** start **

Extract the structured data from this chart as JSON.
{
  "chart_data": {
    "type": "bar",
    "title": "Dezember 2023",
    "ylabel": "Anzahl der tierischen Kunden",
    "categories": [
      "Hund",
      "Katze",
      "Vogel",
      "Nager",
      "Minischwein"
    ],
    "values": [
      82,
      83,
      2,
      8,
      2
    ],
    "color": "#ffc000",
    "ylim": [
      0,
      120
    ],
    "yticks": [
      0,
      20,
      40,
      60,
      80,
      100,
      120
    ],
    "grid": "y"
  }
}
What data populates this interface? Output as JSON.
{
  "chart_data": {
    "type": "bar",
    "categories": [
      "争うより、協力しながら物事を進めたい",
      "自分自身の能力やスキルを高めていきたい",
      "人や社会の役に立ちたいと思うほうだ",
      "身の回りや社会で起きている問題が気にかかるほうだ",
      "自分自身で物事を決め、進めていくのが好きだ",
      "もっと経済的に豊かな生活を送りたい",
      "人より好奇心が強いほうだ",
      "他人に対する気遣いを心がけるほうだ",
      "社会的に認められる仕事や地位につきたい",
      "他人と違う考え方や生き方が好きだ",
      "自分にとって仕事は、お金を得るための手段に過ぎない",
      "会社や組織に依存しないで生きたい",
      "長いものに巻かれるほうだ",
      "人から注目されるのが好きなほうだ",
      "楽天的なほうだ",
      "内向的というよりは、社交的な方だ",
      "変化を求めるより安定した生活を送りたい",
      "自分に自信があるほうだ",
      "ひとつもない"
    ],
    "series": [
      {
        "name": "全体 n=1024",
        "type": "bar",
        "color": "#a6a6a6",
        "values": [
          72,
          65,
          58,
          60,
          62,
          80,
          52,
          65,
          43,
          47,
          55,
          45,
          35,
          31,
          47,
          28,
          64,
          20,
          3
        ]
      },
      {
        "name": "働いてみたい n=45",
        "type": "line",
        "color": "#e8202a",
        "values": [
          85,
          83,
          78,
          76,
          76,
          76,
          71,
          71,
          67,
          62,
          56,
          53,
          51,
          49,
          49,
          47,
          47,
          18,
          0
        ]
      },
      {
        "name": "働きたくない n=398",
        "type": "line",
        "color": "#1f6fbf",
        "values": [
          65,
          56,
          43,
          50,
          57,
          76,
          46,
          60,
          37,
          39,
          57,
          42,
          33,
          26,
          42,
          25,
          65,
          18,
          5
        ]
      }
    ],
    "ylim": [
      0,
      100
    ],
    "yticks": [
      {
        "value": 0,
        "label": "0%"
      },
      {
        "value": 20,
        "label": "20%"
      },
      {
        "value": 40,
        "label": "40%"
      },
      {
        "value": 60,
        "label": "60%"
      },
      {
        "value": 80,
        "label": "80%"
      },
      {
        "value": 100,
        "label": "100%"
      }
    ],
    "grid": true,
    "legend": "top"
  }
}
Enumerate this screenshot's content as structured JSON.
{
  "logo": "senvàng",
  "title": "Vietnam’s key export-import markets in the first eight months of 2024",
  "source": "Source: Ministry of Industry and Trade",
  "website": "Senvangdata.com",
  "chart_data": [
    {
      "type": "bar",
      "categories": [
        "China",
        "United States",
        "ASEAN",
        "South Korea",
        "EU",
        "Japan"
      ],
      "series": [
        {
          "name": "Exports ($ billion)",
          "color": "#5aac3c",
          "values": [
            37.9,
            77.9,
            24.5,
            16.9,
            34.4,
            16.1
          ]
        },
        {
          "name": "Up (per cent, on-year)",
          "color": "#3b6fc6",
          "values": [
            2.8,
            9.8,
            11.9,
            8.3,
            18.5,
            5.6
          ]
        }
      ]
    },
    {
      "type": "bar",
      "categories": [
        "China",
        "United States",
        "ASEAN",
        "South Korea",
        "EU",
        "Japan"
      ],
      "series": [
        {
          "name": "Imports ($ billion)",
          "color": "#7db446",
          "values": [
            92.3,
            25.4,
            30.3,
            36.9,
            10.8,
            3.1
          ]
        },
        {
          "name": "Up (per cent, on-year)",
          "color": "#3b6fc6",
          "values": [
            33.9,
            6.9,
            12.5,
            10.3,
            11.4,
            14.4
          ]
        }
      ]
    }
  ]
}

** end **

* **TASK DIRECTIONS**
Reproduce only those lines of the entries above that run from the line with "Enumerate this screenshot's" to the final line.

* **EXERCISE RESULT**
Enumerate this screenshot's content as structured JSON.
{
  "logo": "senvàng",
  "title": "Vietnam’s key export-import markets in the first eight months of 2024",
  "source": "Source: Ministry of Industry and Trade",
  "website": "Senvangdata.com",
  "chart_data": [
    {
      "type": "bar",
      "categories": [
        "China",
        "United States",
        "ASEAN",
        "South Korea",
        "EU",
        "Japan"
      ],
      "series": [
        {
          "name": "Exports ($ billion)",
          "color": "#5aac3c",
          "values": [
            37.9,
            77.9,
            24.5,
            16.9,
            34.4,
            16.1
          ]
        },
        {
          "name": "Up (per cent, on-year)",
          "color": "#3b6fc6",
          "values": [
            2.8,
            9.8,
            11.9,
            8.3,
            18.5,
            5.6
          ]
        }
      ]
    },
    {
      "type": "bar",
      "categories": [
        "China",
        "United States",
        "ASEAN",
        "South Korea",
        "EU",
        "Japan"
      ],
      "series": [
        {
          "name": "Imports ($ billion)",
          "color": "#7db446",
          "values": [
            92.3,
            25.4,
            30.3,
            36.9,
            10.8,
            3.1
          ]
        },
        {
          "name": "Up (per cent, on-year)",
          "color": "#3b6fc6",
          "values": [
            33.9,
            6.9,
            12.5,
            10.3,
            11.4,
            14.4
          ]
        }
      ]
    }
  ]
}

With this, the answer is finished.